• Task requirements: Extract the lines that carry the string "ylabel" from the listing.

• Records for processing:

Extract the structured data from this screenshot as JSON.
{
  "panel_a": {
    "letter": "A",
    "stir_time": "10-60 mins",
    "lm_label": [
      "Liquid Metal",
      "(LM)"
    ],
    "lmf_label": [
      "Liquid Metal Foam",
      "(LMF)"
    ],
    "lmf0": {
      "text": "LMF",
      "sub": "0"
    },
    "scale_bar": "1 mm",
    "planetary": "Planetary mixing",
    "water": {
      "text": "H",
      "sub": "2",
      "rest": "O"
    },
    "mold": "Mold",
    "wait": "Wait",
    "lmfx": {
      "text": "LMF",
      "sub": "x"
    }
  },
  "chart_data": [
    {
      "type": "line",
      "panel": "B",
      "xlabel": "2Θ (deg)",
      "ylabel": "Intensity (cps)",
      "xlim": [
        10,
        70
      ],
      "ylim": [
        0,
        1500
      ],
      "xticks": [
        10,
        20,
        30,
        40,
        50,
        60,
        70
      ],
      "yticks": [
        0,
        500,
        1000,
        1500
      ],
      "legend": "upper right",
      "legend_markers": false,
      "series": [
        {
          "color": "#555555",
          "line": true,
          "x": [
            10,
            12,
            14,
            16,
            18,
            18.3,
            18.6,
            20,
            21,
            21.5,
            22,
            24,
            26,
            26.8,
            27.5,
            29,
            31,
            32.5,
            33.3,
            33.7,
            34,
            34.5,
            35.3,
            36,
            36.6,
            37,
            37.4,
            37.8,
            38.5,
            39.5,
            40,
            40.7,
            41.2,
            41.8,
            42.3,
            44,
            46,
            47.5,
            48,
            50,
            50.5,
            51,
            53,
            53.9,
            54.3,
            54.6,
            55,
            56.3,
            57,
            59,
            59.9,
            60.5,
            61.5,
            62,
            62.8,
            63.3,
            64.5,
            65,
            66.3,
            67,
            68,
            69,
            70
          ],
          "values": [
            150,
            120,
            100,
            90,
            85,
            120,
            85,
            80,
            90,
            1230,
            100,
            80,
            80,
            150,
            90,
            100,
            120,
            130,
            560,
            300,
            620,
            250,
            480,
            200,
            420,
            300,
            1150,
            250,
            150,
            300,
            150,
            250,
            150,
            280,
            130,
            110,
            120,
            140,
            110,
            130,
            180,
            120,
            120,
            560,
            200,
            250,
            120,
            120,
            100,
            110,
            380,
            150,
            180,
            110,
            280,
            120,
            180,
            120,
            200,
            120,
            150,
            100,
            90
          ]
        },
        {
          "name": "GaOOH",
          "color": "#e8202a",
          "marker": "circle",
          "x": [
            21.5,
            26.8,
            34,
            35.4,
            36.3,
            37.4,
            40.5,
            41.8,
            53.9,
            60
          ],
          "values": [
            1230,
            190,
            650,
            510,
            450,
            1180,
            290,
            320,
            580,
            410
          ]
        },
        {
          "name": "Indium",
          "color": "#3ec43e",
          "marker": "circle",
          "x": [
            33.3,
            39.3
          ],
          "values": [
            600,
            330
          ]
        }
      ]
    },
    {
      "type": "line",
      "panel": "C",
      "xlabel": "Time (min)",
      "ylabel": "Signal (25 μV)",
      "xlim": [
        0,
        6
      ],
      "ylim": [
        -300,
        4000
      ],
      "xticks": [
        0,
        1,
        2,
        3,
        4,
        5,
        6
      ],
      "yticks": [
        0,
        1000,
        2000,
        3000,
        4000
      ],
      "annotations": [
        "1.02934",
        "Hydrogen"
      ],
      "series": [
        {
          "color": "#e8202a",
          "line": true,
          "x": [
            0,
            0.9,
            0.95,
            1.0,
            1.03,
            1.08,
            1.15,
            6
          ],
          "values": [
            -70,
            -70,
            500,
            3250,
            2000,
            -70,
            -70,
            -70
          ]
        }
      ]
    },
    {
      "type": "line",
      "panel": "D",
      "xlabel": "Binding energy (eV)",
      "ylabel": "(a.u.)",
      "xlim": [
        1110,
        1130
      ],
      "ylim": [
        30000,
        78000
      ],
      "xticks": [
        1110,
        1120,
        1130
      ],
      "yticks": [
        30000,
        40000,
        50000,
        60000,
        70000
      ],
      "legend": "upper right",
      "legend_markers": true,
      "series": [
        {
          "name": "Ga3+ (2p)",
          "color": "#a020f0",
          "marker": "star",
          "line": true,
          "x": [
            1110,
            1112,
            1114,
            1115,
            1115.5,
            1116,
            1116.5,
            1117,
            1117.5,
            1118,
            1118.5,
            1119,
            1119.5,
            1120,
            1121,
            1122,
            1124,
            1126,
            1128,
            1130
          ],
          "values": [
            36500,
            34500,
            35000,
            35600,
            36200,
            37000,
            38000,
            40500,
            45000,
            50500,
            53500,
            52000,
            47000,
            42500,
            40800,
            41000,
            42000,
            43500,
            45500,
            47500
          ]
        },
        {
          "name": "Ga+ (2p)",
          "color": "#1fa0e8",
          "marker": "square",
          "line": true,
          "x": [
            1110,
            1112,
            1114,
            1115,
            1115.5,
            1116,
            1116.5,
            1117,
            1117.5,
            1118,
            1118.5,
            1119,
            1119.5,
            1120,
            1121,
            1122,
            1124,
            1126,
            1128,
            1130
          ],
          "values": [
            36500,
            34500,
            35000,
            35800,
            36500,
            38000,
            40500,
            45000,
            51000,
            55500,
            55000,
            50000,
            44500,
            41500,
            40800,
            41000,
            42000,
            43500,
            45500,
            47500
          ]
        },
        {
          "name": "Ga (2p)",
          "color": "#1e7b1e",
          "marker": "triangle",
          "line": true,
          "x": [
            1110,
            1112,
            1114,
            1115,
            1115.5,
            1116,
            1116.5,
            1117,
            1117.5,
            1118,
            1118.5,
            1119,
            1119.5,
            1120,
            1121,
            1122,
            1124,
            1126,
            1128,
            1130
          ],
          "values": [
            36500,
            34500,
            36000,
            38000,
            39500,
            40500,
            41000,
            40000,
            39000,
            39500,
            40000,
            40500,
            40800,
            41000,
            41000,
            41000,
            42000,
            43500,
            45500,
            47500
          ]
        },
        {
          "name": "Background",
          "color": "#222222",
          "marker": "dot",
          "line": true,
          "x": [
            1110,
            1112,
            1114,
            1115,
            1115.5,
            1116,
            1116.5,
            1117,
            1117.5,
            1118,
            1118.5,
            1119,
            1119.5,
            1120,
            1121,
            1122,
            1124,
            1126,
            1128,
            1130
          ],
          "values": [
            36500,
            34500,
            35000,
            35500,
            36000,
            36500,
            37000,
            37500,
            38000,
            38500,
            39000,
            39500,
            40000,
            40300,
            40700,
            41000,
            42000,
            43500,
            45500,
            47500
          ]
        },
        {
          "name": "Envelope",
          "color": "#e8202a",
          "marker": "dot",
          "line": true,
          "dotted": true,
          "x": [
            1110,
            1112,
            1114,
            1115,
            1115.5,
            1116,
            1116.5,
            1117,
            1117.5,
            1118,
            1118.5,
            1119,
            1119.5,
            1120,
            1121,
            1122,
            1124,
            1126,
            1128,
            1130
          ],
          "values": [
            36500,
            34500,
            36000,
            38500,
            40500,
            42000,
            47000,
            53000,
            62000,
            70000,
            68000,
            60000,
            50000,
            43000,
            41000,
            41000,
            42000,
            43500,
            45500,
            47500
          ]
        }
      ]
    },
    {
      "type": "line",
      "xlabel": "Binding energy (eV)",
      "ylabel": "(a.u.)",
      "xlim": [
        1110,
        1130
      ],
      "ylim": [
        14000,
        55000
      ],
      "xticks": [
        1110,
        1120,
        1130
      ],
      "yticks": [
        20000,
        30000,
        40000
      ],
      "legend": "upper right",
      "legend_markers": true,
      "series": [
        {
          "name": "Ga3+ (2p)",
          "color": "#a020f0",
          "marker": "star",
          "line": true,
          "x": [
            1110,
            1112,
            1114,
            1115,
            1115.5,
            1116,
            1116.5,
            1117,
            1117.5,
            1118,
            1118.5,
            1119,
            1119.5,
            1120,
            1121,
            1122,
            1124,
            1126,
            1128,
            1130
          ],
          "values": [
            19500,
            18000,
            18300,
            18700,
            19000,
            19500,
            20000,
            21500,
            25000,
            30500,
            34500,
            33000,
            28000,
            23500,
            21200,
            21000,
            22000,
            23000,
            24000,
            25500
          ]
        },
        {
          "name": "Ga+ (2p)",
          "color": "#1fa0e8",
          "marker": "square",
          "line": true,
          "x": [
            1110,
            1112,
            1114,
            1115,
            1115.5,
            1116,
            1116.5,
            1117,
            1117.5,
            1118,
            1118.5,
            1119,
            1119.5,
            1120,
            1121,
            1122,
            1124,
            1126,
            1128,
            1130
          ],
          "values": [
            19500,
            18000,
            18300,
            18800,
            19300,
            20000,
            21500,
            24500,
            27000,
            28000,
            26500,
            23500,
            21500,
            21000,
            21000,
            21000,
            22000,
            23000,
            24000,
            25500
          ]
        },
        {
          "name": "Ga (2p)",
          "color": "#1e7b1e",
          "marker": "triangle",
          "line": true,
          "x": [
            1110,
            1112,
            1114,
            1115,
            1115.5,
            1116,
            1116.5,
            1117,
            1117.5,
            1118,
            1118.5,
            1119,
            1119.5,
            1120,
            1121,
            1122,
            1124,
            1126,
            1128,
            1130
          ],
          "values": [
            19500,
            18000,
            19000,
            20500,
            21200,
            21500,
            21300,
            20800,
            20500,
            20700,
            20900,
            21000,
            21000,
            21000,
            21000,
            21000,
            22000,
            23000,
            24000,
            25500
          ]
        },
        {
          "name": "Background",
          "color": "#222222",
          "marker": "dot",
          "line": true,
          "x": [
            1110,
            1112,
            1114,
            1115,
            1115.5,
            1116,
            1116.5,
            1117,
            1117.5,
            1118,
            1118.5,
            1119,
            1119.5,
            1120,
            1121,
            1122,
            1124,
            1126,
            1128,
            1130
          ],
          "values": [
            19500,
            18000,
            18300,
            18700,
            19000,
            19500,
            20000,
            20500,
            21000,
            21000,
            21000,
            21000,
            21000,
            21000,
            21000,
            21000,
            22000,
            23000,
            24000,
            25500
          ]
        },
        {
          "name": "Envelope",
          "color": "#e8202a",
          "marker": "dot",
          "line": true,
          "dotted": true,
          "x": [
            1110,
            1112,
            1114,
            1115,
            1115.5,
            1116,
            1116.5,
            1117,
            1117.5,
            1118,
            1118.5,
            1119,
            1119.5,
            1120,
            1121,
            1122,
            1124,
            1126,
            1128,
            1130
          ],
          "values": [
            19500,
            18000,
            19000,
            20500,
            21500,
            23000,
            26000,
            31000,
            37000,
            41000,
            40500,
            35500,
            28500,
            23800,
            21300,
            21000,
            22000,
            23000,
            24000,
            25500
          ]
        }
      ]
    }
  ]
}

• Correct output:
      "ylabel": "Intensity (cps)",
      "ylabel": "Signal (25 μV)",
      "ylabel": "(a.u.)",
      "ylabel": "(a.u.)",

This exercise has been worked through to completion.